Stored items
►
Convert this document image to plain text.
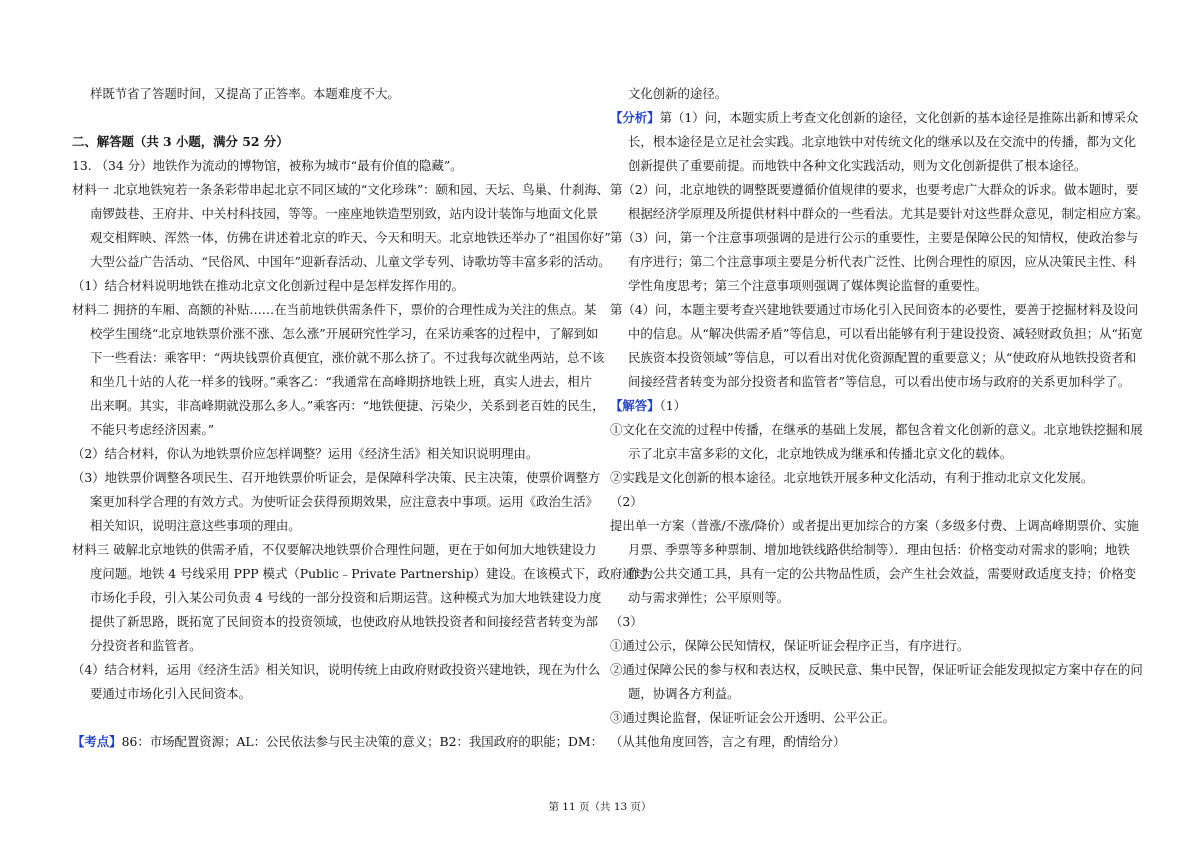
样既节省了答题时间，又提高了正答率。本题难度不大。
二、解答题（共 3 小题，满分 52 分）
13. （34 分）地铁作为流动的博物馆，被称为城市“最有价值的隐藏”。
材料一 北京地铁宛若一条条彩带串起北京不同区域的“文化珍珠”：颐和园、天坛、鸟巢、什刹海、
南锣鼓巷、王府井、中关村科技园，等等。一座座地铁造型别致，站内设计装饰与地面文化景
观交相辉映、浑然一体，仿佛在讲述着北京的昨天、今天和明天。北京地铁还举办了“祖国你好”
大型公益广告活动、“民俗风、中国年”迎新春活动、儿童文学专列、诗歌坊等丰富多彩的活动。
（1）结合材料说明地铁在推动北京文化创新过程中是怎样发挥作用的。
材料二 拥挤的车厢、高额的补贴……在当前地铁供需条件下，票价的合理性成为关注的焦点。某
校学生围绕“北京地铁票价涨不涨、怎么涨”开展研究性学习，在采访乘客的过程中，了解到如
下一些看法：乘客甲：“两块钱票价真便宜，涨价就不那么挤了。不过我每次就坐两站，总不该
和坐几十站的人花一样多的钱呀。”乘客乙：“我通常在高峰期挤地铁上班，真实人进去，相片
出来啊。其实，非高峰期就没那么多人。”乘客丙：“地铁便捷、污染少，关系到老百姓的民生，
不能只考虑经济因素。”
（2）结合材料，你认为地铁票价应怎样调整？运用《经济生活》相关知识说明理由。
（3）地铁票价调整各项民生、召开地铁票价听证会，是保障科学决策、民主决策，使票价调整方
案更加科学合理的有效方式。为使听证会获得预期效果，应注意表中事项。运用《政治生活》
相关知识，说明注意这些事项的理由。
材料三 破解北京地铁的供需矛盾，不仅要解决地铁票价合理性问题，更在于如何加大地铁建设力
度问题。地铁 4 号线采用 PPP 模式（Public﹣Private Partnership）建设。在该模式下，政府通过
市场化手段，引入某公司负责 4 号线的一部分投资和后期运营。这种模式为加大地铁建设力度
提供了新思路，既拓宽了民间资本的投资领域，也使政府从地铁投资者和间接经营者转变为部
分投资者和监管者。
（4）结合材料，运用《经济生活》相关知识，说明传统上由政府财政投资兴建地铁，现在为什么
要通过市场化引入民间资本。
【考点】86：市场配置资源；AL：公民依法参与民主决策的意义；B2：我国政府的职能；DM：
文化创新的途径。
【分析】第（1）问，本题实质上考查文化创新的途径，文化创新的基本途径是推陈出新和博采众
长，根本途径是立足社会实践。北京地铁中对传统文化的继承以及在交流中的传播，都为文化
创新提供了重要前提。而地铁中各种文化实践活动，则为文化创新提供了根本途径。
第（2）问，北京地铁的调整既要遵循价值规律的要求，也要考虑广大群众的诉求。做本题时，要
根据经济学原理及所提供材料中群众的一些看法。尤其是要针对这些群众意见，制定相应方案。
第（3）问，第一个注意事项强调的是进行公示的重要性，主要是保障公民的知情权，使政治参与
有序进行；第二个注意事项主要是分析代表广泛性、比例合理性的原因，应从决策民主性、科
学性角度思考；第三个注意事项则强调了媒体舆论监督的重要性。
第（4）问，本题主要考查兴建地铁要通过市场化引入民间资本的必要性，要善于挖掘材料及设问
中的信息。从“解决供需矛盾”等信息，可以看出能够有利于建设投资、减轻财政负担；从“拓宽
民族资本投资领域”等信息，可以看出对优化资源配置的重要意义；从“使政府从地铁投资者和
间接经营者转变为部分投资者和监管者”等信息，可以看出使市场与政府的关系更加科学了。
【解答】（1）
①文化在交流的过程中传播，在继承的基础上发展，都包含着文化创新的意义。北京地铁挖掘和展
示了北京丰富多彩的文化，北京地铁成为继承和传播北京文化的载体。
②实践是文化创新的根本途径。北京地铁开展多种文化活动，有利于推动北京文化发展。
（2）
提出单一方案（普涨/不涨/降价）或者提出更加综合的方案（多级多付费、上调高峰期票价、实施
月票、季票等多种票制、增加地铁线路供给制等）．理由包括：价格变动对需求的影响；地铁
作为公共交通工具，具有一定的公共物品性质，会产生社会效益，需要财政适度支持；价格变
动与需求弹性；公平原则等。
（3）
①通过公示，保障公民知情权，保证听证会程序正当，有序进行。
②通过保障公民的参与权和表达权，反映民意、集中民智，保证听证会能发现拟定方案中存在的问
题，协调各方利益。
③通过舆论监督，保证听证会公开透明、公平公正。
（从其他角度回答，言之有理，酌情给分）
第 11 页（共 13 页）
◄
▶ EXERCISE DIRECTIONS
From the data above, write out everything exactly except the pictures.

▶ PROBLEM SOLUTION
Convert this document image to plain text.
样既节省了答题时间，又提高了正答率。本题难度不大。
二、解答题（共 3 小题，满分 52 分）
13. （34 分）地铁作为流动的博物馆，被称为城市“最有价值的隐藏”。
材料一 北京地铁宛若一条条彩带串起北京不同区域的“文化珍珠”：颐和园、天坛、鸟巢、什刹海、
南锣鼓巷、王府井、中关村科技园，等等。一座座地铁造型别致，站内设计装饰与地面文化景
观交相辉映、浑然一体，仿佛在讲述着北京的昨天、今天和明天。北京地铁还举办了“祖国你好”
大型公益广告活动、“民俗风、中国年”迎新春活动、儿童文学专列、诗歌坊等丰富多彩的活动。
（1）结合材料说明地铁在推动北京文化创新过程中是怎样发挥作用的。
材料二 拥挤的车厢、高额的补贴……在当前地铁供需条件下，票价的合理性成为关注的焦点。某
校学生围绕“北京地铁票价涨不涨、怎么涨”开展研究性学习，在采访乘客的过程中，了解到如
下一些看法：乘客甲：“两块钱票价真便宜，涨价就不那么挤了。不过我每次就坐两站，总不该
和坐几十站的人花一样多的钱呀。”乘客乙：“我通常在高峰期挤地铁上班，真实人进去，相片
出来啊。其实，非高峰期就没那么多人。”乘客丙：“地铁便捷、污染少，关系到老百姓的民生，
不能只考虑经济因素。”
（2）结合材料，你认为地铁票价应怎样调整？运用《经济生活》相关知识说明理由。
（3）地铁票价调整各项民生、召开地铁票价听证会，是保障科学决策、民主决策，使票价调整方
案更加科学合理的有效方式。为使听证会获得预期效果，应注意表中事项。运用《政治生活》
相关知识，说明注意这些事项的理由。
材料三 破解北京地铁的供需矛盾，不仅要解决地铁票价合理性问题，更在于如何加大地铁建设力
度问题。地铁 4 号线采用 PPP 模式（Public﹣Private Partnership）建设。在该模式下，政府通过
市场化手段，引入某公司负责 4 号线的一部分投资和后期运营。这种模式为加大地铁建设力度
提供了新思路，既拓宽了民间资本的投资领域，也使政府从地铁投资者和间接经营者转变为部
分投资者和监管者。
（4）结合材料，运用《经济生活》相关知识，说明传统上由政府财政投资兴建地铁，现在为什么
要通过市场化引入民间资本。
【考点】86：市场配置资源；AL：公民依法参与民主决策的意义；B2：我国政府的职能；DM：
文化创新的途径。
【分析】第（1）问，本题实质上考查文化创新的途径，文化创新的基本途径是推陈出新和博采众
长，根本途径是立足社会实践。北京地铁中对传统文化的继承以及在交流中的传播，都为文化
创新提供了重要前提。而地铁中各种文化实践活动，则为文化创新提供了根本途径。
第（2）问，北京地铁的调整既要遵循价值规律的要求，也要考虑广大群众的诉求。做本题时，要
根据经济学原理及所提供材料中群众的一些看法。尤其是要针对这些群众意见，制定相应方案。
第（3）问，第一个注意事项强调的是进行公示的重要性，主要是保障公民的知情权，使政治参与
有序进行；第二个注意事项主要是分析代表广泛性、比例合理性的原因，应从决策民主性、科
学性角度思考；第三个注意事项则强调了媒体舆论监督的重要性。
第（4）问，本题主要考查兴建地铁要通过市场化引入民间资本的必要性，要善于挖掘材料及设问
中的信息。从“解决供需矛盾”等信息，可以看出能够有利于建设投资、减轻财政负担；从“拓宽
民族资本投资领域”等信息，可以看出对优化资源配置的重要意义；从“使政府从地铁投资者和
间接经营者转变为部分投资者和监管者”等信息，可以看出使市场与政府的关系更加科学了。
【解答】（1）
①文化在交流的过程中传播，在继承的基础上发展，都包含着文化创新的意义。北京地铁挖掘和展
示了北京丰富多彩的文化，北京地铁成为继承和传播北京文化的载体。
②实践是文化创新的根本途径。北京地铁开展多种文化活动，有利于推动北京文化发展。
（2）
提出单一方案（普涨/不涨/降价）或者提出更加综合的方案（多级多付费、上调高峰期票价、实施
月票、季票等多种票制、增加地铁线路供给制等）．理由包括：价格变动对需求的影响；地铁
作为公共交通工具，具有一定的公共物品性质，会产生社会效益，需要财政适度支持；价格变
动与需求弹性；公平原则等。
（3）
①通过公示，保障公民知情权，保证听证会程序正当，有序进行。
②通过保障公民的参与权和表达权，反映民意、集中民智，保证听证会能发现拟定方案中存在的问
题，协调各方利益。
③通过舆论监督，保证听证会公开透明、公平公正。
（从其他角度回答，言之有理，酌情给分）
第 11 页（共 13 页）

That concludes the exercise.